• Given task: For the entries that follow, tally the lines holding the string "this". Give the total and nothing else.

※ ※ ※

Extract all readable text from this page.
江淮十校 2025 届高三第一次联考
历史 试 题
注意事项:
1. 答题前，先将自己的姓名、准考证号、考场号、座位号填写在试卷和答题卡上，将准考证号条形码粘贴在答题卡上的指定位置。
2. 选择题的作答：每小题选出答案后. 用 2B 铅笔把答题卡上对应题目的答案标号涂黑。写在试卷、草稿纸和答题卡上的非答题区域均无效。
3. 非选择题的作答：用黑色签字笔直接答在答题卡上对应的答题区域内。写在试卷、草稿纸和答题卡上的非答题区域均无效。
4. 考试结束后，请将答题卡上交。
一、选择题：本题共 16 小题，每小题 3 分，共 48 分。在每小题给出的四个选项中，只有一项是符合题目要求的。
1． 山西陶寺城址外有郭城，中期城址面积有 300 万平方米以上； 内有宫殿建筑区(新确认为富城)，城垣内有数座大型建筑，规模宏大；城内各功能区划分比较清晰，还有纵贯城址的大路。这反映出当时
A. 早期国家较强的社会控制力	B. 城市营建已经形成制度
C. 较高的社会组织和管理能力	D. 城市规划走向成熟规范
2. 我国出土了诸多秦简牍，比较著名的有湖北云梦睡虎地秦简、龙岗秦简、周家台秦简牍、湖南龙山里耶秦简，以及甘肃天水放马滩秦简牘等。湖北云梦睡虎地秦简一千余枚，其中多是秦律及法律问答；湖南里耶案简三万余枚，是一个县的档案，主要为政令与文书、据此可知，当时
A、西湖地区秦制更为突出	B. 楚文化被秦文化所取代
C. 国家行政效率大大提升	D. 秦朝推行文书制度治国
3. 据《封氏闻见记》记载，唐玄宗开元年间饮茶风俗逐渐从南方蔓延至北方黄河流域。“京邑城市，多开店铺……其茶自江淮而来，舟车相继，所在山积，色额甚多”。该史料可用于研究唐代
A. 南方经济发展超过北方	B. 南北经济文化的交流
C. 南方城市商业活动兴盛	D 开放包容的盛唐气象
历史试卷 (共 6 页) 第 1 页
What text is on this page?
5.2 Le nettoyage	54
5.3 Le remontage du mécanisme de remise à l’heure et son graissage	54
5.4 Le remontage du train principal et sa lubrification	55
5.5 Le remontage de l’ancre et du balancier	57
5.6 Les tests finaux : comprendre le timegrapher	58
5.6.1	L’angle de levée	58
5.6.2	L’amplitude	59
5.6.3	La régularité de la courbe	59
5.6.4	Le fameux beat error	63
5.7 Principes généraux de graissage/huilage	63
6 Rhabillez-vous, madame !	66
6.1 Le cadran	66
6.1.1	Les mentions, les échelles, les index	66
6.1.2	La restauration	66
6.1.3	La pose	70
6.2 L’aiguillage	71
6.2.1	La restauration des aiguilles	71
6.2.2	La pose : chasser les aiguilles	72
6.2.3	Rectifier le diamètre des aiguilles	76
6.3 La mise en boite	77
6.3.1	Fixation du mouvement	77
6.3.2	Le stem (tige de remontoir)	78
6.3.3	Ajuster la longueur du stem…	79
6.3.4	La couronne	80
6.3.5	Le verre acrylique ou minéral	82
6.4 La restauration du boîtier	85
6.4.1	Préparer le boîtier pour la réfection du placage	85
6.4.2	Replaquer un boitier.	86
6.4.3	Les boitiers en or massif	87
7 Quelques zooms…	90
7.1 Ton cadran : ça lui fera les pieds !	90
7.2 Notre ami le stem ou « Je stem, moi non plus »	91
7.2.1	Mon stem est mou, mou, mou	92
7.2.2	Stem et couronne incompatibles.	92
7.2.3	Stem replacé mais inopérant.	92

※ ※ ※

• The result: 2